Each record is to be transcribed exactly.

═════ SUPPLIED INFORMATION

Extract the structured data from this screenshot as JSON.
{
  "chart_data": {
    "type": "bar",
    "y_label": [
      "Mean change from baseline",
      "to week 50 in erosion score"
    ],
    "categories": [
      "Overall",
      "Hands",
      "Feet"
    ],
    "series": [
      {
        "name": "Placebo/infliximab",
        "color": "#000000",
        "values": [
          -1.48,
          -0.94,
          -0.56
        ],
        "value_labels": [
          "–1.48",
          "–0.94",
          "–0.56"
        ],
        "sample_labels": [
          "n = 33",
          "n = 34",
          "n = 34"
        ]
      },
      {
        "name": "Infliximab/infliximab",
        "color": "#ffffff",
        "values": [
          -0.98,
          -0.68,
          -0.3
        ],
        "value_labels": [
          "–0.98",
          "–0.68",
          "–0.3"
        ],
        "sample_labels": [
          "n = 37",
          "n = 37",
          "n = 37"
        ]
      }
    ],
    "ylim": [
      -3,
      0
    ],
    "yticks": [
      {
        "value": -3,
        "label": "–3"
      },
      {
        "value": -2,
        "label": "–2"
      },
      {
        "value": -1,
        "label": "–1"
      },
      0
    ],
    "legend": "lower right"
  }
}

══════════

## [SOLUTION TO THIS EXERCISE]
Extract the structured data from this screenshot as JSON.
{
  "chart_data": {
    "type": "bar",
    "y_label": [
      "Mean change from baseline",
      "to week 50 in erosion score"
    ],
    "categories": [
      "Overall",
      "Hands",
      "Feet"
    ],
    "series": [
      {
        "name": "Placebo/infliximab",
        "color": "#000000",
        "values": [
          -1.48,
          -0.94,
          -0.56
        ],
        "value_labels": [
          "–1.48",
          "–0.94",
          "–0.56"
        ],
        "sample_labels": [
          "n = 33",
          "n = 34",
          "n = 34"
        ]
      },
      {
        "name": "Infliximab/infliximab",
        "color": "#ffffff",
        "values": [
          -0.98,
          -0.68,
          -0.3
        ],
        "value_labels": [
          "–0.98",
          "–0.68",
          "–0.3"
        ],
        "sample_labels": [
          "n = 37",
          "n = 37",
          "n = 37"
        ]
      }
    ],
    "ylim": [
      -3,
      0
    ],
    "yticks": [
      {
        "value": -3,
        "label": "–3"
      },
      {
        "value": -2,
        "label": "–2"
      },
      {
        "value": -1,
        "label": "–1"
      },
      0
    ],
    "legend": "lower right"
  }
}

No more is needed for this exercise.